[Data entries]
----

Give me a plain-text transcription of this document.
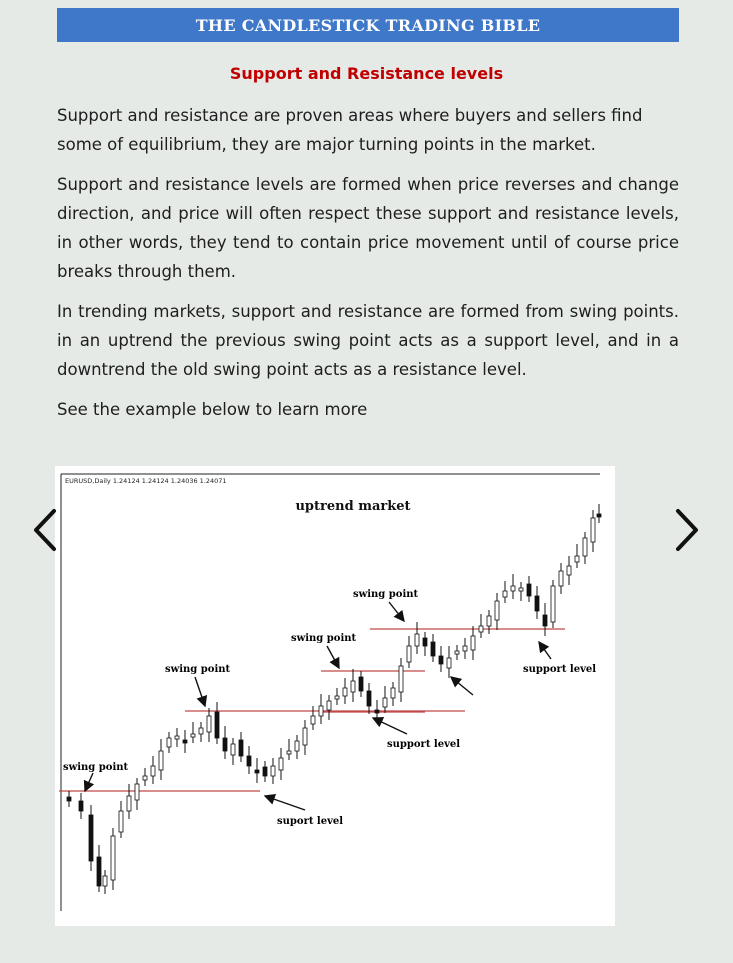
THE CANDLESTICK TRADING BIBLE
Support and Resistance levels

Support and resistance are proven areas where buyers and sellers find some of equilibrium, they are major turning points in the market.

Support and resistance levels are formed when price reverses and change direction, and price will often respect these support and resistance levels, in other words, they tend to contain price movement until of course price breaks through them.

In trending markets, support and resistance are formed from swing points. in an uptrend the previous swing point acts as a support level, and in a downtrend the old swing point acts as a resistance level.

See the example below to learn more

EURUSD,Daily 1.24124 1.24124 1.24036 1.24071
uptrend market
swing point
swing point
swing point
swing point
suport level
support level
support level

----

__Stated exercise__
Set the pictures aside and transcribe the data above exactly.

__Final result__
Give me a plain-text transcription of this document.
THE CANDLESTICK TRADING BIBLE
Support and Resistance levels

Support and resistance are proven areas where buyers and sellers find some of equilibrium, they are major turning points in the market.

Support and resistance levels are formed when price reverses and change direction, and price will often respect these support and resistance levels, in other words, they tend to contain price movement until of course price breaks through them.

In trending markets, support and resistance are formed from swing points. in an uptrend the previous swing point acts as a support level, and in a downtrend the old swing point acts as a resistance level.

See the example below to learn more

EURUSD,Daily 1.24124 1.24124 1.24036 1.24071
uptrend market
swing point
swing point
swing point
swing point
suport level
support level
support level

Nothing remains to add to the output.